◆ **DATA SUPPLIED**:
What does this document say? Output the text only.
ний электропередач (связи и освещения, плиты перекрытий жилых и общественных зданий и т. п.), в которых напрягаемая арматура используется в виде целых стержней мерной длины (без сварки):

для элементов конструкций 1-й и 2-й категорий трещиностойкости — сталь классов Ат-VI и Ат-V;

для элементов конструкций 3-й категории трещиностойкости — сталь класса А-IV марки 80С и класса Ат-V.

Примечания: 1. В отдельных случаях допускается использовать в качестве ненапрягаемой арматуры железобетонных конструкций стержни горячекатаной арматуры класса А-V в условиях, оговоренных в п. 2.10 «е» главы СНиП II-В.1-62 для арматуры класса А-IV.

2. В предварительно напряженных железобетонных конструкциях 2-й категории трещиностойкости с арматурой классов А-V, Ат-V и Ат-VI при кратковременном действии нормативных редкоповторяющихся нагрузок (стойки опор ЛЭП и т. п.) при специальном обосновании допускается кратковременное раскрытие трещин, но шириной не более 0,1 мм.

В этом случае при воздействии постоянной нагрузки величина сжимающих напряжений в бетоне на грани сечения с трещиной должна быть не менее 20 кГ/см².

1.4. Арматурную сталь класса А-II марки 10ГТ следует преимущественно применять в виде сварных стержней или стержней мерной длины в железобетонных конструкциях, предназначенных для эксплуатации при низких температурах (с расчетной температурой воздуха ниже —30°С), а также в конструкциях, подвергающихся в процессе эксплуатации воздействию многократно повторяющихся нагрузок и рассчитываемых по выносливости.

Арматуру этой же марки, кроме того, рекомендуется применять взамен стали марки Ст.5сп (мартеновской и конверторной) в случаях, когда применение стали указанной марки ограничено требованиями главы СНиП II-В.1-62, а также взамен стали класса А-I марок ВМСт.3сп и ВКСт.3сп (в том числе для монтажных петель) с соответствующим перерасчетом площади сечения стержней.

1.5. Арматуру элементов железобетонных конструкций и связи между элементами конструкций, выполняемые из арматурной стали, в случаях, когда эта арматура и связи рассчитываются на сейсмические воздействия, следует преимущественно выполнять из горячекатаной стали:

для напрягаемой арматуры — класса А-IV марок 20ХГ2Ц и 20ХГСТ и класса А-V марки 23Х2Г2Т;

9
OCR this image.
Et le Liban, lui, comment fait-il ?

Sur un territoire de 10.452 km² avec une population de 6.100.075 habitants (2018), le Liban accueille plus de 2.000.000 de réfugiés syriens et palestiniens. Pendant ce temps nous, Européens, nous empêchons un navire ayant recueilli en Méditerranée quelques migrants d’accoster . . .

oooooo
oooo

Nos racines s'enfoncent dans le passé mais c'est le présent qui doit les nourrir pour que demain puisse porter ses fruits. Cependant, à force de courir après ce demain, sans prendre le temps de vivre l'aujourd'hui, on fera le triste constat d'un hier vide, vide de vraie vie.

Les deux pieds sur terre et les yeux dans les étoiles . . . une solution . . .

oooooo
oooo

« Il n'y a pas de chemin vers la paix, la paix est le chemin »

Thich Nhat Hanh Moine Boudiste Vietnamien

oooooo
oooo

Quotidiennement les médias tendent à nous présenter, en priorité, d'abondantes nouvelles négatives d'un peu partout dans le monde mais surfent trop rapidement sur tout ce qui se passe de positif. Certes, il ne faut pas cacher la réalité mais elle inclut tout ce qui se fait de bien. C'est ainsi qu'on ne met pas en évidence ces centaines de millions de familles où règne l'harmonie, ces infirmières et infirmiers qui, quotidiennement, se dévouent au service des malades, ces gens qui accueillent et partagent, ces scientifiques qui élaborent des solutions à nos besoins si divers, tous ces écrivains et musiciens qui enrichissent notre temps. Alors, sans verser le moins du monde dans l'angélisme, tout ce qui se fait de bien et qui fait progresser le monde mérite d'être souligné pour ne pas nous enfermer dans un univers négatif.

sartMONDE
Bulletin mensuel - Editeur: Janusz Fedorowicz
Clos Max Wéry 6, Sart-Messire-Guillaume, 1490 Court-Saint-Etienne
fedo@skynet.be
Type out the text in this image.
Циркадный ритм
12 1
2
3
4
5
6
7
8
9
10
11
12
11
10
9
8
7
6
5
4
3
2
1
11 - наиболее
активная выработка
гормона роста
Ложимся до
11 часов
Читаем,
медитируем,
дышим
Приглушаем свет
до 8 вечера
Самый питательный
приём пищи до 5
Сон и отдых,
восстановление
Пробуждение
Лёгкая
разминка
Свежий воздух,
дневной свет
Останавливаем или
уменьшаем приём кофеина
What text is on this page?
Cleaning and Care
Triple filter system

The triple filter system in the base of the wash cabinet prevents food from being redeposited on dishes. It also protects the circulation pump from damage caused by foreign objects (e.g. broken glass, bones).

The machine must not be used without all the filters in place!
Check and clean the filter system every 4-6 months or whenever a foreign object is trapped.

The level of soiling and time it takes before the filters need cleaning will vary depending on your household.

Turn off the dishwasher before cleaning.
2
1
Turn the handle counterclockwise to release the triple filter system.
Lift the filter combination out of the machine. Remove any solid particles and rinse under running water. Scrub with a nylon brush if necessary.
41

◆ **PROMPT**: Repeat the data in its entirety, character for character.

◆ **EXERCISE RESPONSE**:
What does this document say? Output the text only.
ний электропередач (связи и освещения, плиты перекрытий жилых и общественных зданий и т. п.), в которых напрягаемая арматура используется в виде целых стержней мерной длины (без сварки):

для элементов конструкций 1-й и 2-й категорий трещиностойкости — сталь классов Ат-VI и Ат-V;

для элементов конструкций 3-й категории трещиностойкости — сталь класса А-IV марки 80С и класса Ат-V.

Примечания: 1. В отдельных случаях допускается использовать в качестве ненапрягаемой арматуры железобетонных конструкций стержни горячекатаной арматуры класса А-V в условиях, оговоренных в п. 2.10 «е» главы СНиП II-В.1-62 для арматуры класса А-IV.

2. В предварительно напряженных железобетонных конструкциях 2-й категории трещиностойкости с арматурой классов А-V, Ат-V и Ат-VI при кратковременном действии нормативных редкоповторяющихся нагрузок (стойки опор ЛЭП и т. п.) при специальном обосновании допускается кратковременное раскрытие трещин, но шириной не более 0,1 мм.

В этом случае при воздействии постоянной нагрузки величина сжимающих напряжений в бетоне на грани сечения с трещиной должна быть не менее 20 кГ/см².

1.4. Арматурную сталь класса А-II марки 10ГТ следует преимущественно применять в виде сварных стержней или стержней мерной длины в железобетонных конструкциях, предназначенных для эксплуатации при низких температурах (с расчетной температурой воздуха ниже —30°С), а также в конструкциях, подвергающихся в процессе эксплуатации воздействию многократно повторяющихся нагрузок и рассчитываемых по выносливости.

Арматуру этой же марки, кроме того, рекомендуется применять взамен стали марки Ст.5сп (мартеновской и конверторной) в случаях, когда применение стали указанной марки ограничено требованиями главы СНиП II-В.1-62, а также взамен стали класса А-I марок ВМСт.3сп и ВКСт.3сп (в том числе для монтажных петель) с соответствующим перерасчетом площади сечения стержней.

1.5. Арматуру элементов железобетонных конструкций и связи между элементами конструкций, выполняемые из арматурной стали, в случаях, когда эта арматура и связи рассчитываются на сейсмические воздействия, следует преимущественно выполнять из горячекатаной стали:

для напрягаемой арматуры — класса А-IV марок 20ХГ2Ц и 20ХГСТ и класса А-V марки 23Х2Г2Т;

9
OCR this image.
Et le Liban, lui, comment fait-il ?

Sur un territoire de 10.452 km² avec une population de 6.100.075 habitants (2018), le Liban accueille plus de 2.000.000 de réfugiés syriens et palestiniens. Pendant ce temps nous, Européens, nous empêchons un navire ayant recueilli en Méditerranée quelques migrants d’accoster . . .

oooooo
oooo

Nos racines s'enfoncent dans le passé mais c'est le présent qui doit les nourrir pour que demain puisse porter ses fruits. Cependant, à force de courir après ce demain, sans prendre le temps de vivre l'aujourd'hui, on fera le triste constat d'un hier vide, vide de vraie vie.

Les deux pieds sur terre et les yeux dans les étoiles . . . une solution . . .

oooooo
oooo

« Il n'y a pas de chemin vers la paix, la paix est le chemin »

Thich Nhat Hanh Moine Boudiste Vietnamien

oooooo
oooo

Quotidiennement les médias tendent à nous présenter, en priorité, d'abondantes nouvelles négatives d'un peu partout dans le monde mais surfent trop rapidement sur tout ce qui se passe de positif. Certes, il ne faut pas cacher la réalité mais elle inclut tout ce qui se fait de bien. C'est ainsi qu'on ne met pas en évidence ces centaines de millions de familles où règne l'harmonie, ces infirmières et infirmiers qui, quotidiennement, se dévouent au service des malades, ces gens qui accueillent et partagent, ces scientifiques qui élaborent des solutions à nos besoins si divers, tous ces écrivains et musiciens qui enrichissent notre temps. Alors, sans verser le moins du monde dans l'angélisme, tout ce qui se fait de bien et qui fait progresser le monde mérite d'être souligné pour ne pas nous enfermer dans un univers négatif.

sartMONDE
Bulletin mensuel - Editeur: Janusz Fedorowicz
Clos Max Wéry 6, Sart-Messire-Guillaume, 1490 Court-Saint-Etienne
fedo@skynet.be
Type out the text in this image.
Циркадный ритм
12 1
2
3
4
5
6
7
8
9
10
11
12
11
10
9
8
7
6
5
4
3
2
1
11 - наиболее
активная выработка
гормона роста
Ложимся до
11 часов
Читаем,
медитируем,
дышим
Приглушаем свет
до 8 вечера
Самый питательный
приём пищи до 5
Сон и отдых,
восстановление
Пробуждение
Лёгкая
разминка
Свежий воздух,
дневной свет
Останавливаем или
уменьшаем приём кофеина
What text is on this page?
Cleaning and Care
Triple filter system

The triple filter system in the base of the wash cabinet prevents food from being redeposited on dishes. It also protects the circulation pump from damage caused by foreign objects (e.g. broken glass, bones).

The machine must not be used without all the filters in place!
Check and clean the filter system every 4-6 months or whenever a foreign object is trapped.

The level of soiling and time it takes before the filters need cleaning will vary depending on your household.

Turn off the dishwasher before cleaning.
2
1
Turn the handle counterclockwise to release the triple filter system.
Lift the filter combination out of the machine. Remove any solid particles and rinse under running water. Scrub with a nylon brush if necessary.
41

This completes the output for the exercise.